Dataset excerpts:
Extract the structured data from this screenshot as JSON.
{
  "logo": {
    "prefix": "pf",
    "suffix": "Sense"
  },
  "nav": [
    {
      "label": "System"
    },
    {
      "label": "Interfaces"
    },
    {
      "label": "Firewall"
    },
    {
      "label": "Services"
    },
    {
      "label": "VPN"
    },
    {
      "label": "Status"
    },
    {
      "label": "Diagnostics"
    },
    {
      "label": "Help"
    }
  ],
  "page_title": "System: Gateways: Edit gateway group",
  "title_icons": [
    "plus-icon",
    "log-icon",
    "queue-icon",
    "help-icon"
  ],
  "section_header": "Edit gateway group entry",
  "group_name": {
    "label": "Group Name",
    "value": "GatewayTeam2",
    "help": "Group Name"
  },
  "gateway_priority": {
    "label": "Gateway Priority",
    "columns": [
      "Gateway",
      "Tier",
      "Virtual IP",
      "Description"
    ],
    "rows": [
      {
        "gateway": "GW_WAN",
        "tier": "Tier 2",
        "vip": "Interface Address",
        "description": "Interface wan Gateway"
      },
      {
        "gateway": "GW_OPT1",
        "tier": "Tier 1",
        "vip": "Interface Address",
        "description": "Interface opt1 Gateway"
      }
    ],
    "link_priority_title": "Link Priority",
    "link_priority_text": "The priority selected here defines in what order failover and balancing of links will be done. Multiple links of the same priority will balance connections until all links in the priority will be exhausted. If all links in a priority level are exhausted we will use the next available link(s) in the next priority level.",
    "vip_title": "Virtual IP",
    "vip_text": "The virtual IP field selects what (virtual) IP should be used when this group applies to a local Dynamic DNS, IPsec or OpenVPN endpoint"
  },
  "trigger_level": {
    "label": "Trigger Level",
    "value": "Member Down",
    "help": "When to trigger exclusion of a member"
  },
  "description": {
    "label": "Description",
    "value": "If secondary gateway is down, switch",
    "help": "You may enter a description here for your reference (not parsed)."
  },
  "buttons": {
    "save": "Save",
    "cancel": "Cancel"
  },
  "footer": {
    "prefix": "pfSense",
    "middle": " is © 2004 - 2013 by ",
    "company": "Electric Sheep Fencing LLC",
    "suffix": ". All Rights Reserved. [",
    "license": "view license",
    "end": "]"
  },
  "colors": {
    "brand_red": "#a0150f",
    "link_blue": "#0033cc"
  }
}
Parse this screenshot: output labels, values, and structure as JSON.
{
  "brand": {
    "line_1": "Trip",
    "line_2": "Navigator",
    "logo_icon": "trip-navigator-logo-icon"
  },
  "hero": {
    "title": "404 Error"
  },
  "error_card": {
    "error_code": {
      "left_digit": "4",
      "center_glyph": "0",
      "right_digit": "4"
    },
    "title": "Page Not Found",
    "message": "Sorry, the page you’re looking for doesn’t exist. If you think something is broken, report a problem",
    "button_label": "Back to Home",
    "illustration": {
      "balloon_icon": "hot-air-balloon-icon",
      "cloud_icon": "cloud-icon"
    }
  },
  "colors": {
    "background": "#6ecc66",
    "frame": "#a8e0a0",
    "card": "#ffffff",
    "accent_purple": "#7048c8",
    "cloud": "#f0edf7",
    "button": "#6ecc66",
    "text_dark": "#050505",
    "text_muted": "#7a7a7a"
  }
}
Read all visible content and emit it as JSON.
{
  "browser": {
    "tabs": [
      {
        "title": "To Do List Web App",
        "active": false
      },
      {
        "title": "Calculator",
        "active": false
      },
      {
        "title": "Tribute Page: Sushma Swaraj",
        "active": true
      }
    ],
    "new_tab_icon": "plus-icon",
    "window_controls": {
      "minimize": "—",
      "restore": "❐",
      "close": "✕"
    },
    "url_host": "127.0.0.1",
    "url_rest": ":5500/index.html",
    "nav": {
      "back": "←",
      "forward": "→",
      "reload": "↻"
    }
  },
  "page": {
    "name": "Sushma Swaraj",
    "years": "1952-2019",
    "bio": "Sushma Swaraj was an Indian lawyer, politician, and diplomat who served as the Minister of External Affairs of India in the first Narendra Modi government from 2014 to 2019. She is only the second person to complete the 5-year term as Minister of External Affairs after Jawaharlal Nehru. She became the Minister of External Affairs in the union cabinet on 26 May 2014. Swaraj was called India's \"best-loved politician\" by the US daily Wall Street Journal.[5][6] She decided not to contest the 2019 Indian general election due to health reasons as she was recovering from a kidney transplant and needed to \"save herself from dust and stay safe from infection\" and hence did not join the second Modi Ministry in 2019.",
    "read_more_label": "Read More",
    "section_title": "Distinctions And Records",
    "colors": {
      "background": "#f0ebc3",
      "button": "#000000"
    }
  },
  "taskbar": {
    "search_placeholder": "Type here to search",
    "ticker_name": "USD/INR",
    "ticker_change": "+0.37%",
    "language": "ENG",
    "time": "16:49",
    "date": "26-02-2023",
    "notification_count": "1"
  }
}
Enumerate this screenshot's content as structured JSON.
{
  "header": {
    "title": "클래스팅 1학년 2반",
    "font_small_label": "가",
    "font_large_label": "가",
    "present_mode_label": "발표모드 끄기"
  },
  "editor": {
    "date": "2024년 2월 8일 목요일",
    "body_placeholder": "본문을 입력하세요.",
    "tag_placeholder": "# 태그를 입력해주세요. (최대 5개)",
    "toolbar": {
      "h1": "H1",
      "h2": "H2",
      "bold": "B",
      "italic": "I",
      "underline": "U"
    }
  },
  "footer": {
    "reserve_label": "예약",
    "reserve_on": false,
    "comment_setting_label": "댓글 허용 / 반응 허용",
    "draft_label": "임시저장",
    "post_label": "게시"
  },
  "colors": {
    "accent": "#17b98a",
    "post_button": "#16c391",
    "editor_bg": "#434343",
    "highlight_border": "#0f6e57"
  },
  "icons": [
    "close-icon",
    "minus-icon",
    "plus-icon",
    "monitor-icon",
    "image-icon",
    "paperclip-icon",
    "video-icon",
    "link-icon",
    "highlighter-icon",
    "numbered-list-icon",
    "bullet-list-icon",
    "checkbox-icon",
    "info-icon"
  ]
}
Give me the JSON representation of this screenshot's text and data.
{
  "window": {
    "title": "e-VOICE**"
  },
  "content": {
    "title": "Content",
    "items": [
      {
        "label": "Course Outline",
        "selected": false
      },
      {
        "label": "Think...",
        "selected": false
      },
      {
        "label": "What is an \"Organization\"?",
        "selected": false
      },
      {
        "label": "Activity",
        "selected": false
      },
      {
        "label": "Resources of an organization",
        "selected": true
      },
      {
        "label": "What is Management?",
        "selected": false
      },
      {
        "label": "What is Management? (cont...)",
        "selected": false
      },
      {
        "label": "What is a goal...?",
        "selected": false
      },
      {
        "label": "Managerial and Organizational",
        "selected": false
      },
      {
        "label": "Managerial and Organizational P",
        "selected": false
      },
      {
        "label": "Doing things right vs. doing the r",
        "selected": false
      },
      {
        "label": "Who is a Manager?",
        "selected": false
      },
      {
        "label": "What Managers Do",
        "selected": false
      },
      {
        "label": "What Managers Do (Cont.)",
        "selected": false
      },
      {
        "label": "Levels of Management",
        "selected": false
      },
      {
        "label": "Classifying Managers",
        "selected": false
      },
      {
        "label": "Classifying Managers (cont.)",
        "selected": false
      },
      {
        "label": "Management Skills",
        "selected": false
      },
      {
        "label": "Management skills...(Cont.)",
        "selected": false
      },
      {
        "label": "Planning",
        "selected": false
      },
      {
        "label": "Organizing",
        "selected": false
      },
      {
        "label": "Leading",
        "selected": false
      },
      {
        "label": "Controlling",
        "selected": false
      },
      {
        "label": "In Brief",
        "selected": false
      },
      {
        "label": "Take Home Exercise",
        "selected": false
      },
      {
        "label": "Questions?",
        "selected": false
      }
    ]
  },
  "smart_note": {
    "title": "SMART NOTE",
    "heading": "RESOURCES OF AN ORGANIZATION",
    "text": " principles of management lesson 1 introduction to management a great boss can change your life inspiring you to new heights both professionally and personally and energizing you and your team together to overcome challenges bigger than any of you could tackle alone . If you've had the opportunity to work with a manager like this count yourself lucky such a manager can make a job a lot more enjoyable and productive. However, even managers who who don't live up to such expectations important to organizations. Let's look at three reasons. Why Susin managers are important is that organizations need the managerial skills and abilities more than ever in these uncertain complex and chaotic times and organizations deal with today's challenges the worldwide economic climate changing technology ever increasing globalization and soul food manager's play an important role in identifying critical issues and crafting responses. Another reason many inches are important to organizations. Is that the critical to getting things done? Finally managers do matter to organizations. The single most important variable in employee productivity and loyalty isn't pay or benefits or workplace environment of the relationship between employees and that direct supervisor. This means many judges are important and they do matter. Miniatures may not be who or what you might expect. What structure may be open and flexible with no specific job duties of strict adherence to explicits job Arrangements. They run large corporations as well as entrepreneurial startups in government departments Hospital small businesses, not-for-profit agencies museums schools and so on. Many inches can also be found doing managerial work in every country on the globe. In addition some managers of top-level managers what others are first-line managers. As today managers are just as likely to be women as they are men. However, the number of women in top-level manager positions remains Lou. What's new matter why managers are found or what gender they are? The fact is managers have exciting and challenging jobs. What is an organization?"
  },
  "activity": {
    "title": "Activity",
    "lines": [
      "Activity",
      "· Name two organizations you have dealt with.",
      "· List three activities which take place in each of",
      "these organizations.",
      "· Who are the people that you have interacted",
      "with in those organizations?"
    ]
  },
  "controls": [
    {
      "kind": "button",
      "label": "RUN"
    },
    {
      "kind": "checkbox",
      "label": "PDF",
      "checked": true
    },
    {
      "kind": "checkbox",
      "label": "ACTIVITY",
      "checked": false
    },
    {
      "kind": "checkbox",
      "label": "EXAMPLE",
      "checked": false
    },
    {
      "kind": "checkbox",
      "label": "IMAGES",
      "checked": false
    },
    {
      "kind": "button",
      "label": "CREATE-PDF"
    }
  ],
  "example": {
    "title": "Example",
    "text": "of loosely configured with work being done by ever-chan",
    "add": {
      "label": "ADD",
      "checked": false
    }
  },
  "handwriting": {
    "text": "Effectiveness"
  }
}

== Your instructions ==
Extract all lines of the records above that include "Read".

== The reply ==
Read all visible content and emit it as JSON.
    "read_more_label": "Read More",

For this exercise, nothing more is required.